#### Documento

- - - - - - -

Come è certamente noto alla S.V., il personale della carriera dirigenziale penitenziaria è destinatario da oltre cinque anni della Legge n. 154/2005, nonché, da oltre quattro anni, del D.lgs. n. 63/2006.
Mentre alcune norme di quest’ultima, ad esempio quella rivolta - in particolare - a quanti, già direttori generali, pur non provenendo, dalla specifica carriera dei direttori penitenziari, non avendo essi esperienza diretta della gestione degli istituti penitenziari, sono state perfettamente applicate, in quanto avrebbero arricchito, con il loro bagaglio professionale, l’amm.ne, altre, e paradossalmente quelle che riguardano proprio i direttori penitenziari d’istituto e di uepe, stentano ad essere correttamente attuate.

- - - - - - -

#### Record forniti

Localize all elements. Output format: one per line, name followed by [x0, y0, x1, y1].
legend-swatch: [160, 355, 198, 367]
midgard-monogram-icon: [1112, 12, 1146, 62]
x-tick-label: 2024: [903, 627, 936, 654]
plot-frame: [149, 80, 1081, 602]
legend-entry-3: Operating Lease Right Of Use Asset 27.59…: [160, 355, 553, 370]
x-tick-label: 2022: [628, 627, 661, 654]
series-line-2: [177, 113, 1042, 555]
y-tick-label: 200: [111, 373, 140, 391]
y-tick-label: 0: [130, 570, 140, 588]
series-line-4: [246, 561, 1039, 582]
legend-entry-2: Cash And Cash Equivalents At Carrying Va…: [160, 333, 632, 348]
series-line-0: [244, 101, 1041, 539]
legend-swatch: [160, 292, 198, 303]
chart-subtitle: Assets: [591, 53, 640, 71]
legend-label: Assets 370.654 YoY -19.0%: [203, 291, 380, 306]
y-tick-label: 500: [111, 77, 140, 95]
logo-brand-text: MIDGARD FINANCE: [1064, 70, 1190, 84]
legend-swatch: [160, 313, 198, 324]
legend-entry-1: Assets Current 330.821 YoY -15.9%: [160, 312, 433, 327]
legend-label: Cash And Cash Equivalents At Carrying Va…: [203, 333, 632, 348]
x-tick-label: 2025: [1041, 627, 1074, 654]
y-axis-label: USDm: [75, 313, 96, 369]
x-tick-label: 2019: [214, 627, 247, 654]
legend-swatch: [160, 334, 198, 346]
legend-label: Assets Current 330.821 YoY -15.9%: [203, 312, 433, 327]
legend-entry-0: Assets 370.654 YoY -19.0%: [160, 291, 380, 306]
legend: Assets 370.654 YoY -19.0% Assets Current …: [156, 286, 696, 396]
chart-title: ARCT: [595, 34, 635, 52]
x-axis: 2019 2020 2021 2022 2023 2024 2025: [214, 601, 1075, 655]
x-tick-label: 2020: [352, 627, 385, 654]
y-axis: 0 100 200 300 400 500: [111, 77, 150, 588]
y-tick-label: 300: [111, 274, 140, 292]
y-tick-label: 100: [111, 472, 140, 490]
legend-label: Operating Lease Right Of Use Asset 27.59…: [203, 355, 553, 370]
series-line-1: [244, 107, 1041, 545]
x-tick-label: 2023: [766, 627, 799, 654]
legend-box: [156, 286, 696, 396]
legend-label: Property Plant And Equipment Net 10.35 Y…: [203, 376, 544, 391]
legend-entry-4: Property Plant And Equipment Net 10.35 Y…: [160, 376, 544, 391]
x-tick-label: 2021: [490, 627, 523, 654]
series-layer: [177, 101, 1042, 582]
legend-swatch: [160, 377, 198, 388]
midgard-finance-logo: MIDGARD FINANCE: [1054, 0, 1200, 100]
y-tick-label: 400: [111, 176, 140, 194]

- - - - - - -

#### Compito assegnato A
Secondo il documento sulla carriera dirigenziale penitenziaria, da quanto tempo il personale di questa carriera è destinatario della Legge n. 154/2005?
#### Compito assegnato B
Nel documento sulla carriera dirigenziale penitenziaria, perché sono state applicate perfettamente le norme rivolte agli ex direttori generali che non provengono dalla carriera dei direttori penitenziari? Rispondi in una a tre frasi.
#### Compito assegnato C
Prosegui il documento sulla carriera dirigenziale penitenziaria a partire dall'ultima frase riportata.
I record non sono necessari per svolgere i compiti.

#### Risposta corretta A
Da oltre cinque anni.

#### Risposta corretta B
Sono state applicate perfettamente perché questi ex direttori generali avrebbero arricchito l'amministrazione con il loro bagaglio professionale. Ciò vale anche se non hanno esperienza diretta della gestione degli istituti penitenziari.

#### Risposta corretta C
Per cui si assiste alla singolare situazione che vede una legge, destinata ai direttori penitenziari, non spiegare gli effettivi riconoscimenti proprio in capo a quelli che secondo il Legislatore ne erano i diretti interessati, mentre ne beneficiano altri, seppure provenienti dall’esterno.
Già questo motivo avrebbe potuto spiegare l’esigenza di trovare la ragionevole e satisfattoria composizione della questione che seguirà.
Si vuole, infatti, rappresentare come i direttori penitenziari d’istituto e di uepe stiano attendendo, oltre che la stipula del primo contratto di lavoro, ed ancor prima di quest’ultima, la corretta applicazione delle norme di salvaguardia contenuta all’art. 28 del D.Lgs. 63/2006, il quale prevede il diritto alla ricostruzione della carriera attraverso il computo di tutta l’anzianità di servizio, maturata con riferimento alle pregresse qualifiche dirigenziali e direttive, ovvero posizioni economiche di provenienza.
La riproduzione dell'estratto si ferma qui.